▶ _Short problem_
Output the full listing word for word.

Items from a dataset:
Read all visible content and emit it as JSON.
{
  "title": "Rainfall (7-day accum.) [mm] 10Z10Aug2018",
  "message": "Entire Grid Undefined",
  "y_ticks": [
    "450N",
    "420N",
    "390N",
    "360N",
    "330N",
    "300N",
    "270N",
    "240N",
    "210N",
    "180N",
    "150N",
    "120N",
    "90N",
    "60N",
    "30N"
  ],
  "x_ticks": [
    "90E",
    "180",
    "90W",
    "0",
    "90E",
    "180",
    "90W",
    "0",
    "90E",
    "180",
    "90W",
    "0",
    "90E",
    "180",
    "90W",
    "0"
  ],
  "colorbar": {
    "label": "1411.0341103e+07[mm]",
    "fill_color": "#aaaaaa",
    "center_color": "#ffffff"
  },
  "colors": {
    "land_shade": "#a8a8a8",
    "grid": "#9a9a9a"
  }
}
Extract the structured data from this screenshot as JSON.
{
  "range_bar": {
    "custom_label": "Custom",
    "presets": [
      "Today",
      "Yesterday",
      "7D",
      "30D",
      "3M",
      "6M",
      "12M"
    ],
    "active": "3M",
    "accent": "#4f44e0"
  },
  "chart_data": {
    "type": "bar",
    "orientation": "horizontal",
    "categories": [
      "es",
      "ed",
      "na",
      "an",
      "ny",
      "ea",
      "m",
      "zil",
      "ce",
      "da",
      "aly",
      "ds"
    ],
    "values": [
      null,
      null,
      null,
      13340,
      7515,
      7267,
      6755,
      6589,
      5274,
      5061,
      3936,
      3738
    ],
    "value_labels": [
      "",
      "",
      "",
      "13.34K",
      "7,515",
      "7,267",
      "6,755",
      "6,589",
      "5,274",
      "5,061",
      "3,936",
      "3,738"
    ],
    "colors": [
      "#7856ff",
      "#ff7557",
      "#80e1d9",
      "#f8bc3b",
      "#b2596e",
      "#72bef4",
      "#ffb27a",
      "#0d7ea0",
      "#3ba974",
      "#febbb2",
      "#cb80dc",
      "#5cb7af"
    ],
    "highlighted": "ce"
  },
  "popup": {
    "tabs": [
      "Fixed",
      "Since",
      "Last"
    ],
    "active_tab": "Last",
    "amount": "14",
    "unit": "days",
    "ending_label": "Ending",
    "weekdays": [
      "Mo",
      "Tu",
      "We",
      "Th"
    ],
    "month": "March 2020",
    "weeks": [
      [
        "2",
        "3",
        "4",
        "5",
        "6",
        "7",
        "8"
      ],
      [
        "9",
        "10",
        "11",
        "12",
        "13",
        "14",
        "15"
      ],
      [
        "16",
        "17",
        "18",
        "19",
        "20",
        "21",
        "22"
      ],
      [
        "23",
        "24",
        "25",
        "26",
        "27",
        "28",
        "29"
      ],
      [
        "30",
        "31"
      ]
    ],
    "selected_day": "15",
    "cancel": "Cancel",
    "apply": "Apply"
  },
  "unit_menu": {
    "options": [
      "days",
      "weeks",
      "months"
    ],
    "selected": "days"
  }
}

▶ _Written answer_
Read all visible content and emit it as JSON.
{
  "title": "Rainfall (7-day accum.) [mm] 10Z10Aug2018",
  "message": "Entire Grid Undefined",
  "y_ticks": [
    "450N",
    "420N",
    "390N",
    "360N",
    "330N",
    "300N",
    "270N",
    "240N",
    "210N",
    "180N",
    "150N",
    "120N",
    "90N",
    "60N",
    "30N"
  ],
  "x_ticks": [
    "90E",
    "180",
    "90W",
    "0",
    "90E",
    "180",
    "90W",
    "0",
    "90E",
    "180",
    "90W",
    "0",
    "90E",
    "180",
    "90W",
    "0"
  ],
  "colorbar": {
    "label": "1411.0341103e+07[mm]",
    "fill_color": "#aaaaaa",
    "center_color": "#ffffff"
  },
  "colors": {
    "land_shade": "#a8a8a8",
    "grid": "#9a9a9a"
  }
}
Extract the structured data from this screenshot as JSON.
{
  "range_bar": {
    "custom_label": "Custom",
    "presets": [
      "Today",
      "Yesterday",
      "7D",
      "30D",
      "3M",
      "6M",
      "12M"
    ],
    "active": "3M",
    "accent": "#4f44e0"
  },
  "chart_data": {
    "type": "bar",
    "orientation": "horizontal",
    "categories": [
      "es",
      "ed",
      "na",
      "an",
      "ny",
      "ea",
      "m",
      "zil",
      "ce",
      "da",
      "aly",
      "ds"
    ],
    "values": [
      null,
      null,
      null,
      13340,
      7515,
      7267,
      6755,
      6589,
      5274,
      5061,
      3936,
      3738
    ],
    "value_labels": [
      "",
      "",
      "",
      "13.34K",
      "7,515",
      "7,267",
      "6,755",
      "6,589",
      "5,274",
      "5,061",
      "3,936",
      "3,738"
    ],
    "colors": [
      "#7856ff",
      "#ff7557",
      "#80e1d9",
      "#f8bc3b",
      "#b2596e",
      "#72bef4",
      "#ffb27a",
      "#0d7ea0",
      "#3ba974",
      "#febbb2",
      "#cb80dc",
      "#5cb7af"
    ],
    "highlighted": "ce"
  },
  "popup": {
    "tabs": [
      "Fixed",
      "Since",
      "Last"
    ],
    "active_tab": "Last",
    "amount": "14",
    "unit": "days",
    "ending_label": "Ending",
    "weekdays": [
      "Mo",
      "Tu",
      "We",
      "Th"
    ],
    "month": "March 2020",
    "weeks": [
      [
        "2",
        "3",
        "4",
        "5",
        "6",
        "7",
        "8"
      ],
      [
        "9",
        "10",
        "11",
        "12",
        "13",
        "14",
        "15"
      ],
      [
        "16",
        "17",
        "18",
        "19",
        "20",
        "21",
        "22"
      ],
      [
        "23",
        "24",
        "25",
        "26",
        "27",
        "28",
        "29"
      ],
      [
        "30",
        "31"
      ]
    ],
    "selected_day": "15",
    "cancel": "Cancel",
    "apply": "Apply"
  },
  "unit_menu": {
    "options": [
      "days",
      "weeks",
      "months"
    ],
    "selected": "days"
  }
}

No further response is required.